#### WRITTEN REQUEST:
Copy out every line of the records below without changing a word, and leave out the pictures.
□ □ □ □ □
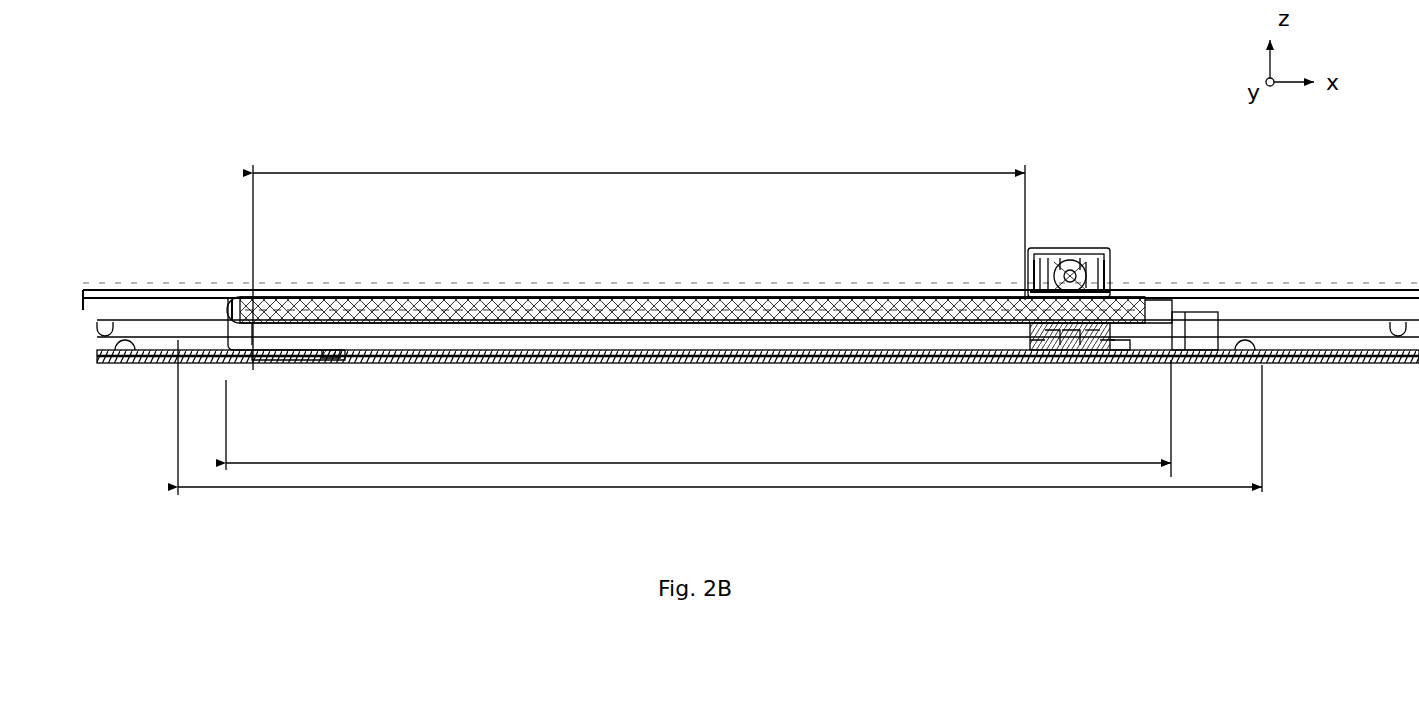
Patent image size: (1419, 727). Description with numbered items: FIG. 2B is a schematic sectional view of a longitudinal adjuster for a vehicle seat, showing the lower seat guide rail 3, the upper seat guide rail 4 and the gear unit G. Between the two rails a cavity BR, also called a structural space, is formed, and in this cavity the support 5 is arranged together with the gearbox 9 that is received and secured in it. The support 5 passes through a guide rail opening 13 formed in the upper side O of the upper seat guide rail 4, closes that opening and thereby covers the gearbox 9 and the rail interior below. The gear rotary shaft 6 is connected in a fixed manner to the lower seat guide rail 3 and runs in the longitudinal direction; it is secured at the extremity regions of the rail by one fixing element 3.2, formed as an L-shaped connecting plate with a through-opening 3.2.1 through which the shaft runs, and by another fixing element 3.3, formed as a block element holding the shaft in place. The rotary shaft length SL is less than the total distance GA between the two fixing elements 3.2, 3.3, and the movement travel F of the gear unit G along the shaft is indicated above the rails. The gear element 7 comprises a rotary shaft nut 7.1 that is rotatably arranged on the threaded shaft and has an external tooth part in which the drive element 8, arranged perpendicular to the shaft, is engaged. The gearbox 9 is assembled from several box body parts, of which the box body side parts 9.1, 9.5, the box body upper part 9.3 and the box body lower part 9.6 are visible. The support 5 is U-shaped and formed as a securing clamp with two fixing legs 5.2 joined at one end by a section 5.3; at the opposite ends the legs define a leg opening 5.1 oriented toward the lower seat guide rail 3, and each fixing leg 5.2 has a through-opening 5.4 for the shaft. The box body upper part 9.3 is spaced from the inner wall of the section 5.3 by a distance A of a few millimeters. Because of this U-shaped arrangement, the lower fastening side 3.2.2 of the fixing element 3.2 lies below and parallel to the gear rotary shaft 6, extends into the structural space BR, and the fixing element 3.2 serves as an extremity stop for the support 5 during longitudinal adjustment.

The lower seat guide rail 3 is at (1370, 350).
The fixing element 3.2 is at (252, 362).
The through-opening 3.2.1 is at (233, 308).
The lower fastening side 3.2.2 is at (325, 358).
The fixing element 3.3 is at (1160, 345).
The upper seat guide rail 4 is at (1340, 290).
The support 5 is at (1028, 258).
The leg opening 5.1 is at (1085, 343).
The fixing legs 5.2 is at (1027, 280).
The section 5.3 is at (1100, 252).
The through-opening 5.4 is at (1035, 323).
The gear rotary shaft 6 is at (330, 297).
The gear element 7 is at (1070, 252).
The rotary shaft nut 7.1 is at (1048, 330).
The drive element 8 is at (1082, 252).
The gearbox 9 is at (1108, 252).
The box body side part 9.1 is at (1044, 252).
The box body upper part 9.3 is at (1052, 252).
The box body side part 9.5 is at (1112, 285).
The box body lower part 9.6 is at (1070, 348).
The guide rail opening 13 is at (1030, 295).
The movement travel F is at (639, 256).
The rotary shaft length SL is at (698, 418).
The total distance GA is at (720, 429).
The cavity BR is at (440, 340).
The upper side O is at (655, 290).
The distance A is at (1028, 272).
The gear unit G is at (1165, 210).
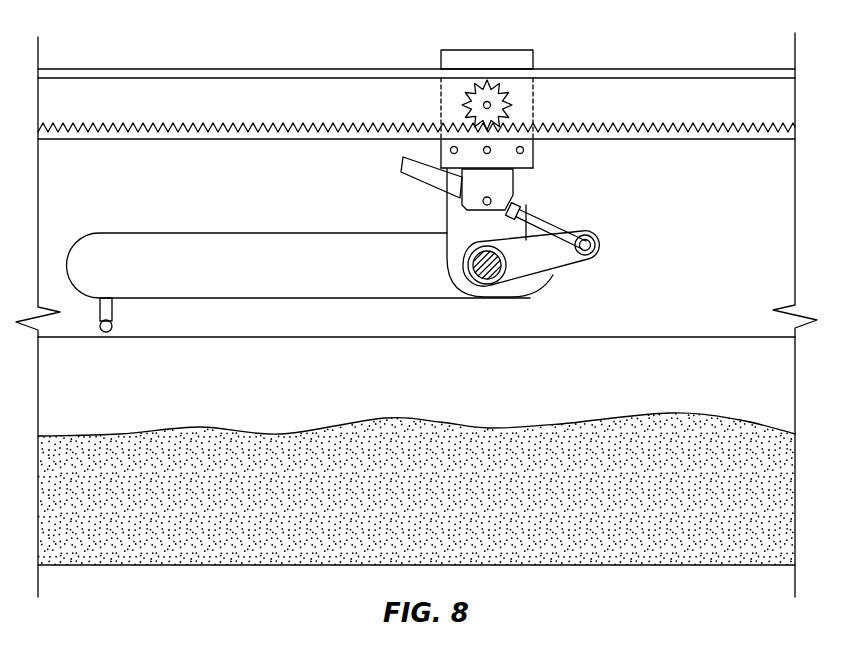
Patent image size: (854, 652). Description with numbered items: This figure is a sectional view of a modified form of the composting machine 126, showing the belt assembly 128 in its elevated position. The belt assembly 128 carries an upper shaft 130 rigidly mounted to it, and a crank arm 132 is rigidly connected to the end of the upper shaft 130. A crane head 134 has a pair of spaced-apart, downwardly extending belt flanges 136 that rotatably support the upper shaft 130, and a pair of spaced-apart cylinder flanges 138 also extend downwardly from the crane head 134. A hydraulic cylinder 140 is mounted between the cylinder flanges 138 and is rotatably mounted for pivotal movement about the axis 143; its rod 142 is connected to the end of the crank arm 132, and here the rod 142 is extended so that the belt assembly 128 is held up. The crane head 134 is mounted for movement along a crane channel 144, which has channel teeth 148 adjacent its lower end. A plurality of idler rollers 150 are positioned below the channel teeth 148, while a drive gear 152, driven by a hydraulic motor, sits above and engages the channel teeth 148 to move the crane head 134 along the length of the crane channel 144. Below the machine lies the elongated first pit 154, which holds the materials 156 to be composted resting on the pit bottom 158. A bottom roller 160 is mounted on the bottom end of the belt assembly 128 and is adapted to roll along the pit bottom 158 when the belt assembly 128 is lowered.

The machine 126 is at (294, 180).
The belt assembly 128 is at (216, 228).
The upper shaft 130 is at (468, 263).
The crank arm 132 is at (545, 275).
The crane head 134 is at (438, 43).
The belt flange 136 is at (465, 230).
The cylinder flange 138 is at (496, 179).
The cylinder 140 is at (405, 164).
The rod 142 is at (595, 250).
The axis 143 is at (460, 200).
The crane channel 144 is at (240, 67).
The channel teeth 148 is at (350, 122).
The idler rollers 150 is at (450, 150).
The drive gear 152 is at (462, 107).
The first pit 154 is at (330, 347).
The materials 156 is at (363, 426).
The pit bottom 158 is at (383, 564).
The bottom roller 160 is at (113, 328).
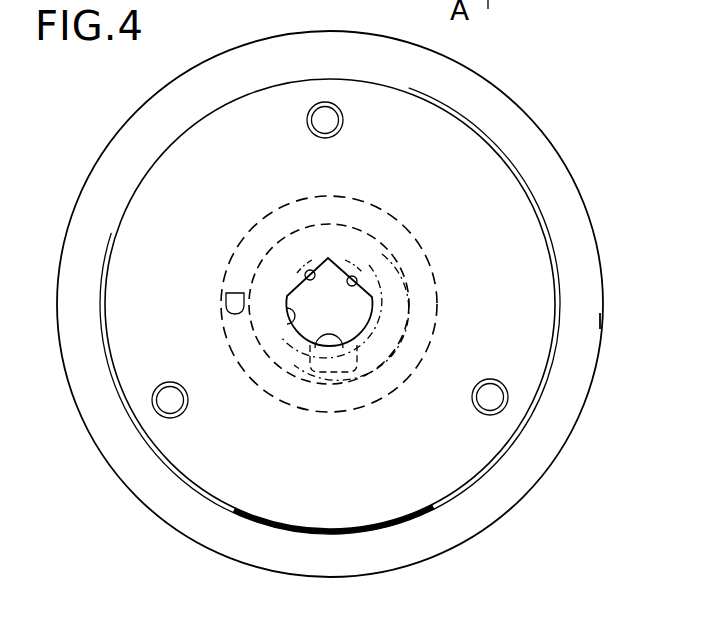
□ □ □ □ □
#### THE ANSWER:
Patent image size: (1419, 727). Description with numbered items: FIG. 2B is a schematic sectional view of a longitudinal adjuster for a vehicle seat, showing the lower seat guide rail 3, the upper seat guide rail 4 and the gear unit G. Between the two rails a cavity BR, also called a structural space, is formed, and in this cavity the support 5 is arranged together with the gearbox 9 that is received and secured in it. The support 5 passes through a guide rail opening 13 formed in the upper side O of the upper seat guide rail 4, closes that opening and thereby covers the gearbox 9 and the rail interior below. The gear rotary shaft 6 is connected in a fixed manner to the lower seat guide rail 3 and runs in the longitudinal direction; it is secured at the extremity regions of the rail by one fixing element 3.2, formed as an L-shaped connecting plate with a through-opening 3.2.1 through which the shaft runs, and by another fixing element 3.3, formed as a block element holding the shaft in place. The rotary shaft length SL is less than the total distance GA between the two fixing elements 3.2, 3.3, and the movement travel F of the gear unit G along the shaft is indicated above the rails. The gear element 7 comprises a rotary shaft nut 7.1 that is rotatably arranged on the threaded shaft and has an external tooth part in which the drive element 8, arranged perpendicular to the shaft, is engaged. The gearbox 9 is assembled from several box body parts, of which the box body side parts 9.1, 9.5, the box body upper part 9.3 and the box body lower part 9.6 are visible. The support 5 is U-shaped and formed as a securing clamp with two fixing legs 5.2 joined at one end by a section 5.3; at the opposite ends the legs define a leg opening 5.1 oriented toward the lower seat guide rail 3, and each fixing leg 5.2 has a through-opening 5.4 for the shaft. The box body upper part 9.3 is spaced from the inner wall of the section 5.3 by a distance A of a few millimeters. Because of this U-shaped arrangement, the lower fastening side 3.2.2 of the fixing element 3.2 lies below and parallel to the gear rotary shaft 6, extends into the structural space BR, and the fixing element 3.2 serves as an extremity stop for the support 5 during longitudinal adjustment.

The lower seat guide rail 3 is at (1370, 350).
The fixing element 3.2 is at (252, 362).
The through-opening 3.2.1 is at (233, 308).
The lower fastening side 3.2.2 is at (325, 358).
The fixing element 3.3 is at (1160, 345).
The upper seat guide rail 4 is at (1340, 290).
The support 5 is at (1028, 258).
The leg opening 5.1 is at (1085, 343).
The fixing legs 5.2 is at (1027, 280).
The section 5.3 is at (1100, 252).
The through-opening 5.4 is at (1035, 323).
The gear rotary shaft 6 is at (330, 297).
The gear element 7 is at (1070, 252).
The rotary shaft nut 7.1 is at (1048, 330).
The drive element 8 is at (1082, 252).
The gearbox 9 is at (1108, 252).
The box body side part 9.1 is at (1044, 252).
The box body upper part 9.3 is at (1052, 252).
The box body side part 9.5 is at (1112, 285).
The box body lower part 9.6 is at (1070, 348).
The guide rail opening 13 is at (1030, 295).
The movement travel F is at (639, 256).
The rotary shaft length SL is at (698, 418).
The total distance GA is at (720, 429).
The cavity BR is at (440, 340).
The upper side O is at (655, 290).
The distance A is at (1028, 272).
The gear unit G is at (1165, 210).
Patent image size: (854, 652). Description with numbered items: This figure is a sectional view of a modified form of the composting machine 126, showing the belt assembly 128 in its elevated position. The belt assembly 128 carries an upper shaft 130 rigidly mounted to it, and a crank arm 132 is rigidly connected to the end of the upper shaft 130. A crane head 134 has a pair of spaced-apart, downwardly extending belt flanges 136 that rotatably support the upper shaft 130, and a pair of spaced-apart cylinder flanges 138 also extend downwardly from the crane head 134. A hydraulic cylinder 140 is mounted between the cylinder flanges 138 and is rotatably mounted for pivotal movement about the axis 143; its rod 142 is connected to the end of the crank arm 132, and here the rod 142 is extended so that the belt assembly 128 is held up. The crane head 134 is mounted for movement along a crane channel 144, which has channel teeth 148 adjacent its lower end. A plurality of idler rollers 150 are positioned below the channel teeth 148, while a drive gear 152, driven by a hydraulic motor, sits above and engages the channel teeth 148 to move the crane head 134 along the length of the crane channel 144. Below the machine lies the elongated first pit 154, which holds the materials 156 to be composted resting on the pit bottom 158. A bottom roller 160 is mounted on the bottom end of the belt assembly 128 and is adapted to roll along the pit bottom 158 when the belt assembly 128 is lowered.

The machine 126 is at (294, 180).
The belt assembly 128 is at (216, 228).
The upper shaft 130 is at (468, 263).
The crank arm 132 is at (545, 275).
The crane head 134 is at (438, 43).
The belt flange 136 is at (465, 230).
The cylinder flange 138 is at (496, 179).
The cylinder 140 is at (405, 164).
The rod 142 is at (595, 250).
The axis 143 is at (460, 200).
The crane channel 144 is at (240, 67).
The channel teeth 148 is at (350, 122).
The idler rollers 150 is at (450, 150).
The drive gear 152 is at (462, 107).
The first pit 154 is at (330, 347).
The materials 156 is at (363, 426).
The pit bottom 158 is at (383, 564).
The bottom roller 160 is at (113, 328).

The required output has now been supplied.